EXERCISE DESCRIPTION:
Transcribe every line of the listing below without any deviation.

RECORDS TO PROCESS:
____________________

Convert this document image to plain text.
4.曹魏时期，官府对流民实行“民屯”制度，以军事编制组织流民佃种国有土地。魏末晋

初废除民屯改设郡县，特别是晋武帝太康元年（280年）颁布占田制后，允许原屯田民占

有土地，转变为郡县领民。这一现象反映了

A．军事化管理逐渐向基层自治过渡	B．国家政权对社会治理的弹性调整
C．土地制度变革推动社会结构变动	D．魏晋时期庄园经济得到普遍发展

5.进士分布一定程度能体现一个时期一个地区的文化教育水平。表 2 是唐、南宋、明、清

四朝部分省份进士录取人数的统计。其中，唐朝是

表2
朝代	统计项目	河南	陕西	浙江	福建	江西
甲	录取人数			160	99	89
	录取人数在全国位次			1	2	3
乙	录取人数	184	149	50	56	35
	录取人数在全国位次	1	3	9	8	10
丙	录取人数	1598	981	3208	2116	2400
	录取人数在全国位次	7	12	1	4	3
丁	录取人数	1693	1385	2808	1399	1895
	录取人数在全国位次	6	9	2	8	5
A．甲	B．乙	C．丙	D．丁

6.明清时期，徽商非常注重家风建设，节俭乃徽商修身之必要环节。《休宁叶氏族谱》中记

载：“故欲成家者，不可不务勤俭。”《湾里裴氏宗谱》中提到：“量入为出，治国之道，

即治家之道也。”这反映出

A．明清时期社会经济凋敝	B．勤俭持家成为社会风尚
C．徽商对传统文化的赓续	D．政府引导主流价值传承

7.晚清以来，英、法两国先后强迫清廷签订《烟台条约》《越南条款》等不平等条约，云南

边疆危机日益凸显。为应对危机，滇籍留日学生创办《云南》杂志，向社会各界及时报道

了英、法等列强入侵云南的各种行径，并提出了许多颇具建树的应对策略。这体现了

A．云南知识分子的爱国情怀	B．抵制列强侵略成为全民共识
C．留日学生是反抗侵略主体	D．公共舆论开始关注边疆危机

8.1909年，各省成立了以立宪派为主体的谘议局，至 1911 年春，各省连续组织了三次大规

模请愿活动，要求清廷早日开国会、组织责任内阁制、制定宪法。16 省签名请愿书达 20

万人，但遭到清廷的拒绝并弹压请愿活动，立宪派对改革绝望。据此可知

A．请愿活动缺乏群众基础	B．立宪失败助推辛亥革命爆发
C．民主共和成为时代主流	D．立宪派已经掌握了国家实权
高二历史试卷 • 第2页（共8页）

____________________

RESULT:
Convert this document image to plain text.
4.曹魏时期，官府对流民实行“民屯”制度，以军事编制组织流民佃种国有土地。魏末晋

初废除民屯改设郡县，特别是晋武帝太康元年（280年）颁布占田制后，允许原屯田民占

有土地，转变为郡县领民。这一现象反映了

A．军事化管理逐渐向基层自治过渡	B．国家政权对社会治理的弹性调整
C．土地制度变革推动社会结构变动	D．魏晋时期庄园经济得到普遍发展

5.进士分布一定程度能体现一个时期一个地区的文化教育水平。表 2 是唐、南宋、明、清

四朝部分省份进士录取人数的统计。其中，唐朝是

表2
朝代	统计项目	河南	陕西	浙江	福建	江西
甲	录取人数			160	99	89
	录取人数在全国位次			1	2	3
乙	录取人数	184	149	50	56	35
	录取人数在全国位次	1	3	9	8	10
丙	录取人数	1598	981	3208	2116	2400
	录取人数在全国位次	7	12	1	4	3
丁	录取人数	1693	1385	2808	1399	1895
	录取人数在全国位次	6	9	2	8	5
A．甲	B．乙	C．丙	D．丁

6.明清时期，徽商非常注重家风建设，节俭乃徽商修身之必要环节。《休宁叶氏族谱》中记

载：“故欲成家者，不可不务勤俭。”《湾里裴氏宗谱》中提到：“量入为出，治国之道，

即治家之道也。”这反映出

A．明清时期社会经济凋敝	B．勤俭持家成为社会风尚
C．徽商对传统文化的赓续	D．政府引导主流价值传承

7.晚清以来，英、法两国先后强迫清廷签订《烟台条约》《越南条款》等不平等条约，云南

边疆危机日益凸显。为应对危机，滇籍留日学生创办《云南》杂志，向社会各界及时报道

了英、法等列强入侵云南的各种行径，并提出了许多颇具建树的应对策略。这体现了

A．云南知识分子的爱国情怀	B．抵制列强侵略成为全民共识
C．留日学生是反抗侵略主体	D．公共舆论开始关注边疆危机

8.1909年，各省成立了以立宪派为主体的谘议局，至 1911 年春，各省连续组织了三次大规

模请愿活动，要求清廷早日开国会、组织责任内阁制、制定宪法。16 省签名请愿书达 20

万人，但遭到清廷的拒绝并弹压请愿活动，立宪派对改革绝望。据此可知

A．请愿活动缺乏群众基础	B．立宪失败助推辛亥革命爆发
C．民主共和成为时代主流	D．立宪派已经掌握了国家实权
高二历史试卷 • 第2页（共8页）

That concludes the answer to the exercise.